## DOCUMENT
There can be compelling circumstances that might dictate that a judge ought to allow the move. For example, the move may result in a financial benefit to the family unit, which will be lost if the matter awaits a trial or the best interests of the children might dictate that they commence school at a new location.
Although there may be a genuine issue for trial, the move may be permitted on an interim basis if there is a strong probability that the custodial parent’s position will prevail at a trial. (at para. 31)
[35] Contrary to the facts in this case, in Teague v. Violante, the court noted that the moving party would have brought an emergency motion, had notice been given of the move. In this case, notice was given of the move in August at the latest. In reality, in May 2016 the Father knew of the Mother’s intention to relocate to Toronto as she had accepted an offer to enter the PhD. Program at York University. Despite that, and despite his having commenced legal proceedings in July, the Father did not seek an order for almost three months. In that intervening time, he told the Mother that he was accepting that she was relocating to Toronto with Peter. His main concern was not about the move, but about the terms of access, given the distance between Ottawa and Toronto.

## PROBLEM STATEMENT
In the relocation judgment, what offer had the Mother accepted before relocating to Toronto?

## INFORMATION SUPPLIED
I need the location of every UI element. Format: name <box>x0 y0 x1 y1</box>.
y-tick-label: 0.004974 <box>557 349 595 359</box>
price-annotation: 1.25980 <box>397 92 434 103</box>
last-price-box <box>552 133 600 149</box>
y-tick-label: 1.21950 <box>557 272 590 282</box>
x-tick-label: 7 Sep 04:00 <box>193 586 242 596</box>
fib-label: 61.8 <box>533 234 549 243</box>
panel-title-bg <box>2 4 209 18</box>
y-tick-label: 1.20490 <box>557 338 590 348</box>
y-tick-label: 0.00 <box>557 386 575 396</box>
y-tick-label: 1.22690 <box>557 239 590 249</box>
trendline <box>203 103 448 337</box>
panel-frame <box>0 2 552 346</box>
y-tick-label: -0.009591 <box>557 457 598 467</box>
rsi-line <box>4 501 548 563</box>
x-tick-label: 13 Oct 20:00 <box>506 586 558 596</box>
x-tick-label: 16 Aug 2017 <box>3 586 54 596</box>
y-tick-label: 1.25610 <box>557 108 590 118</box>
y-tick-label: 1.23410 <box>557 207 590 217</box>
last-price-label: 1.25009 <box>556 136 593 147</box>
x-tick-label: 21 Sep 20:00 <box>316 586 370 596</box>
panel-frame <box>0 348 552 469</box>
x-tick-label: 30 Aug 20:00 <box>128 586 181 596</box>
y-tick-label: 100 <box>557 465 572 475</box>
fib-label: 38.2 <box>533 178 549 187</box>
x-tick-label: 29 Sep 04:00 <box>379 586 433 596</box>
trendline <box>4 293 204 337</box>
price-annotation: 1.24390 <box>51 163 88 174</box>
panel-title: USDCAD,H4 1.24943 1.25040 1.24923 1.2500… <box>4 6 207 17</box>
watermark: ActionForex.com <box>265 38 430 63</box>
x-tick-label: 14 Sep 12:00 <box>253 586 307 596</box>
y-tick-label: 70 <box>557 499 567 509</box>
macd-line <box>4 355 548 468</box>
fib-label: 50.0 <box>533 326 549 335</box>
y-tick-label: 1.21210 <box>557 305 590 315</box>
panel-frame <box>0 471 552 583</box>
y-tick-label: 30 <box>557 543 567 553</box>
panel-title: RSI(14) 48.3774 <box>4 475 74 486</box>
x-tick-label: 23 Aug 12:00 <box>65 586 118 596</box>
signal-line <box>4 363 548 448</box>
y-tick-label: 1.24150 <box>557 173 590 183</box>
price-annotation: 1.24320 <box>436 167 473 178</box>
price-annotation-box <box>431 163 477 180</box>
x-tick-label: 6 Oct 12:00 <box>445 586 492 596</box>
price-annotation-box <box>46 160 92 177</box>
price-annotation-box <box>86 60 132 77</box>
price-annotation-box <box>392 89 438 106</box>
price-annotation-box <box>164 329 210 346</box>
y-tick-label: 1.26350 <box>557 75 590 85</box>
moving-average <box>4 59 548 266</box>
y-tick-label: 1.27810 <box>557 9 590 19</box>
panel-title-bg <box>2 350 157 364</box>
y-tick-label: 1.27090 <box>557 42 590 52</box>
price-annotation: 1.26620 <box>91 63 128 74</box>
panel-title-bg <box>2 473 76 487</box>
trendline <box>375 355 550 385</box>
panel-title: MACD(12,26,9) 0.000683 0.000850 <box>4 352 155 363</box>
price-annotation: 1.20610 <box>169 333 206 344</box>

## RESPONSE
An offer to enter the PhD program at York University.